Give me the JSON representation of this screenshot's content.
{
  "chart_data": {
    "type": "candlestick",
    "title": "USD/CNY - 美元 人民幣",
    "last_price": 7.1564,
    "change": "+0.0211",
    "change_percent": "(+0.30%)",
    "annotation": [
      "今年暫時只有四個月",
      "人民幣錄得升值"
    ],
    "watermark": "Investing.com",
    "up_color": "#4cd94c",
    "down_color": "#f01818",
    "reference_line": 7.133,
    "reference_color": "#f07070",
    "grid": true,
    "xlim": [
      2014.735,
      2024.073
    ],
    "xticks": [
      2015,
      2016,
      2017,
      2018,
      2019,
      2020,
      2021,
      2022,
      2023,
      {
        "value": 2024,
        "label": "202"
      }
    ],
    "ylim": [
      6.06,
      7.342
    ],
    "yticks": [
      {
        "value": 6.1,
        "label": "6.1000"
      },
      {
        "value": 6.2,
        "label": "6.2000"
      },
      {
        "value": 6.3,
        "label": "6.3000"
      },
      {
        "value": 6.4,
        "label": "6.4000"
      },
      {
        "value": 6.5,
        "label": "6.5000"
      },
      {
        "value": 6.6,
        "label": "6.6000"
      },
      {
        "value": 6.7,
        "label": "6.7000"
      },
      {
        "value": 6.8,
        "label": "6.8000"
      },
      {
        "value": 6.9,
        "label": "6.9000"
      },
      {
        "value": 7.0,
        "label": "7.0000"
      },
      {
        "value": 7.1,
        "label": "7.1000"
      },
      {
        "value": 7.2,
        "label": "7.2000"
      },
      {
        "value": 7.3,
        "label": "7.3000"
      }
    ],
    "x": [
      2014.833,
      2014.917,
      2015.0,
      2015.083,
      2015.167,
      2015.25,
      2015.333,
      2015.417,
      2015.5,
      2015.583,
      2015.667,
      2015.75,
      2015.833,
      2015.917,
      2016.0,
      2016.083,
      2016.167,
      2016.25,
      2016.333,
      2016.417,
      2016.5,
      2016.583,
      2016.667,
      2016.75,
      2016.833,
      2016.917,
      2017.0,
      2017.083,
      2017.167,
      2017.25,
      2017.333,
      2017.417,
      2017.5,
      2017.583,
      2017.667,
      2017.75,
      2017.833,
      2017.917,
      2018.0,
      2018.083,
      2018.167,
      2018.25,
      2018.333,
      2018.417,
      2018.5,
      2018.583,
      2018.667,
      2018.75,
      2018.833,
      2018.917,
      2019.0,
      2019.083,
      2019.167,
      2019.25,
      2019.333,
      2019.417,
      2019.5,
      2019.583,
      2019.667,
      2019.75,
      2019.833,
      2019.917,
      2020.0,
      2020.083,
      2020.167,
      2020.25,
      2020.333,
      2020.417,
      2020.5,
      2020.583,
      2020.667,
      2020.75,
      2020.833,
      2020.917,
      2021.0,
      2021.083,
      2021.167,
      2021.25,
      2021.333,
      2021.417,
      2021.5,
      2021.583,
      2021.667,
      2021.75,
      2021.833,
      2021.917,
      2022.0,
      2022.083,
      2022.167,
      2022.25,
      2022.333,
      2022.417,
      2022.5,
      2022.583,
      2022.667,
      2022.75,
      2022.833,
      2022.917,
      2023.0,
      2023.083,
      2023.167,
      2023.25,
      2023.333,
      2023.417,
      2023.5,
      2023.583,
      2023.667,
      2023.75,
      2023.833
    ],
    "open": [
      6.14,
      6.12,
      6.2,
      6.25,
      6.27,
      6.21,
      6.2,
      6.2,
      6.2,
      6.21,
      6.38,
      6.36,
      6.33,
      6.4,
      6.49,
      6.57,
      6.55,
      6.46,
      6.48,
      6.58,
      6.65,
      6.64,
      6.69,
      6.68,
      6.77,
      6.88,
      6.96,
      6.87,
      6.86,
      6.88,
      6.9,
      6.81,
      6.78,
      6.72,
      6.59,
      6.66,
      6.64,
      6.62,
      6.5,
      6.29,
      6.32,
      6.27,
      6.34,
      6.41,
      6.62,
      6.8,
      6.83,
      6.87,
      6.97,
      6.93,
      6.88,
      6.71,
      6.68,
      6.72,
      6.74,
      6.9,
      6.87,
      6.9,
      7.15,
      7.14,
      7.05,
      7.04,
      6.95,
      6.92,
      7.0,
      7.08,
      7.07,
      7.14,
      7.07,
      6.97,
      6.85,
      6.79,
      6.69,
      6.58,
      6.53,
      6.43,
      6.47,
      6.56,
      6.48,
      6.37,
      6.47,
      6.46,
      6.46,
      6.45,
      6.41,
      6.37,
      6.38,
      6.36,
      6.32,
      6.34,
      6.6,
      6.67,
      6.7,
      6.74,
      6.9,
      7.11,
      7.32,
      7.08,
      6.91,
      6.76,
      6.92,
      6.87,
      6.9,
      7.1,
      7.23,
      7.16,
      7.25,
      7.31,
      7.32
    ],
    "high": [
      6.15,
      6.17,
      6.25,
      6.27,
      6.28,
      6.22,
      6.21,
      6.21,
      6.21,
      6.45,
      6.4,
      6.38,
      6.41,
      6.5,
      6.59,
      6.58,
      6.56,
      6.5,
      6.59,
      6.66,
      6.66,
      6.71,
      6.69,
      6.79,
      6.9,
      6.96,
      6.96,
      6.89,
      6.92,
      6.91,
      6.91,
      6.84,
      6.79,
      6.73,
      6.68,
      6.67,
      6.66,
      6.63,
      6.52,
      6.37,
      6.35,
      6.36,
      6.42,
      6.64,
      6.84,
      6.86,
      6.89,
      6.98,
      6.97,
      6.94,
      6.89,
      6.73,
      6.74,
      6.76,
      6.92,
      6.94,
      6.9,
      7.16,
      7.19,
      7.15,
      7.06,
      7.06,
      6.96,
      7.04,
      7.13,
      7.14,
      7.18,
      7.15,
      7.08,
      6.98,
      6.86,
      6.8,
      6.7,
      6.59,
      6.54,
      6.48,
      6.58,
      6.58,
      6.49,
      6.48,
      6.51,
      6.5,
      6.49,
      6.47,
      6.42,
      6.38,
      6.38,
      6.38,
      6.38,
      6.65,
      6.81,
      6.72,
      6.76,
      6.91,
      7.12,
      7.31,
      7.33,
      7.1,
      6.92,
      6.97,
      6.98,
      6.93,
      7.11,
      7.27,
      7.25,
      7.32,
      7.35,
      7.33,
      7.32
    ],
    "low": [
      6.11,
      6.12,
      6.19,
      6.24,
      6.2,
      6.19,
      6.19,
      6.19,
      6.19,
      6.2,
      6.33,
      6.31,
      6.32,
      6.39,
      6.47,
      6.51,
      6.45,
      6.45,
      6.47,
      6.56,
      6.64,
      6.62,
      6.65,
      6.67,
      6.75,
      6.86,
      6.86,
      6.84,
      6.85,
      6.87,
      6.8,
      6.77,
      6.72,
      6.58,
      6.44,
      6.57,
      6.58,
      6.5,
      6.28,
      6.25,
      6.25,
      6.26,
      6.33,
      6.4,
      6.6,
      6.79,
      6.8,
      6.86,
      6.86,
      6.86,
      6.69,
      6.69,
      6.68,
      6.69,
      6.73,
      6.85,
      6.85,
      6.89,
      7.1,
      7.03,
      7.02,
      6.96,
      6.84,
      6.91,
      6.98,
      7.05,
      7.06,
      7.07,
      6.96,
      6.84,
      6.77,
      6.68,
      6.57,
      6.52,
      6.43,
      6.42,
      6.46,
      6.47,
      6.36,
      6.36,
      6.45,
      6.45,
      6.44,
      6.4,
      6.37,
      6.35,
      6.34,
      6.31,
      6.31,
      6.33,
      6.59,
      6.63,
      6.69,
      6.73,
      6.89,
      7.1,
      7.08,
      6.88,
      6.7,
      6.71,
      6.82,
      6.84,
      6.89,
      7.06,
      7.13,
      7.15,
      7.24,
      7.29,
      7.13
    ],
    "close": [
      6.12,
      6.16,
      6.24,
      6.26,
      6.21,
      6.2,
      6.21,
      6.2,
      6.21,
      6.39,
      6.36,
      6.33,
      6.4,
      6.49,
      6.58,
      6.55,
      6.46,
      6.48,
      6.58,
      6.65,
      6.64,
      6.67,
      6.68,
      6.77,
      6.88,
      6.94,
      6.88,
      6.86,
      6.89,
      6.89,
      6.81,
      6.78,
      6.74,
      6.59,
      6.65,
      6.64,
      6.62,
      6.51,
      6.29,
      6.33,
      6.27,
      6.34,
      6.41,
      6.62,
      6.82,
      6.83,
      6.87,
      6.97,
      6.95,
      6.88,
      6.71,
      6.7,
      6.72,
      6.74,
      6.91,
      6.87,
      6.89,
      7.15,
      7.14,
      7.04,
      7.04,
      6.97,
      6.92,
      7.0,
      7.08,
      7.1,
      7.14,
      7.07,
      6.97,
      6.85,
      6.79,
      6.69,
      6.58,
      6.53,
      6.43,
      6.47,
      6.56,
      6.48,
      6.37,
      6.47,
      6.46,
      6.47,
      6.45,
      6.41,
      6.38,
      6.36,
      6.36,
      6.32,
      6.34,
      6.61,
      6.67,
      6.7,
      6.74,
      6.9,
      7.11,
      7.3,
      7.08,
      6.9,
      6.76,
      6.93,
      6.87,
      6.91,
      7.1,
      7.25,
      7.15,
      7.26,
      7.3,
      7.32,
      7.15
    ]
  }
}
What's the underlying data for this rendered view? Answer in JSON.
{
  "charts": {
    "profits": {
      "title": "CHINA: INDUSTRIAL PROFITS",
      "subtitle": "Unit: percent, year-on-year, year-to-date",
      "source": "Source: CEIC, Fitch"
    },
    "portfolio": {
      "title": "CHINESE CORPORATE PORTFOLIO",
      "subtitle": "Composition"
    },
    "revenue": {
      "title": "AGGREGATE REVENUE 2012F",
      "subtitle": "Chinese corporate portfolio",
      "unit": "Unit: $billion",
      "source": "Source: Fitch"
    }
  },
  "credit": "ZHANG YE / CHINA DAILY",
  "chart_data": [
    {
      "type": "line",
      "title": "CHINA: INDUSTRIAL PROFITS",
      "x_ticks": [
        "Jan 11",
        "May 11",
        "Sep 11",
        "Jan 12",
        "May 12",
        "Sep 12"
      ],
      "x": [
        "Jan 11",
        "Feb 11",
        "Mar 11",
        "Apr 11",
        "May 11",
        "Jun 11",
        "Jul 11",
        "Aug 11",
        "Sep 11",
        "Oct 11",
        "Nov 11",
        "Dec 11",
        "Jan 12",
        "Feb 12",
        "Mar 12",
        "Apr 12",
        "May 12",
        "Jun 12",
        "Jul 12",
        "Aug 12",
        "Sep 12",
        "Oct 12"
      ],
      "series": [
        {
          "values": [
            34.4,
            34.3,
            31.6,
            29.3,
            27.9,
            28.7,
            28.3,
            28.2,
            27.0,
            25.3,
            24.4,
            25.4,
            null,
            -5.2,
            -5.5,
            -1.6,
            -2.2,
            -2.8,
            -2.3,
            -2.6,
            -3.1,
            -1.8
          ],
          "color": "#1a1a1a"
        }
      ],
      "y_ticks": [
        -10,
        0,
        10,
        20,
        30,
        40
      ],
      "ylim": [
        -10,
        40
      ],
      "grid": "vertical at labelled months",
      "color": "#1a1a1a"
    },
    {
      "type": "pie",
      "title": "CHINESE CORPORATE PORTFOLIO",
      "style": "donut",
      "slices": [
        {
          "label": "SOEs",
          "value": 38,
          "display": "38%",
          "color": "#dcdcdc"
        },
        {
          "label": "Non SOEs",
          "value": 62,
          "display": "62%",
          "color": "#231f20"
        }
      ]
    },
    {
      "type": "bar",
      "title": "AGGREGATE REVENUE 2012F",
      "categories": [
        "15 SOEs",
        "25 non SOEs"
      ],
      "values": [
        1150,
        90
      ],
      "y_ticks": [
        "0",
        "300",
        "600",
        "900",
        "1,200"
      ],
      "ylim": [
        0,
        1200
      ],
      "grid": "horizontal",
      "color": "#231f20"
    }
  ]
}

***

**Written exercise:**
From the data above, show each line that contains "this".

**Worked solution:**
Give me the JSON representation of this screenshot's content.
What's the underlying data for this rendered view? Answer in JSON.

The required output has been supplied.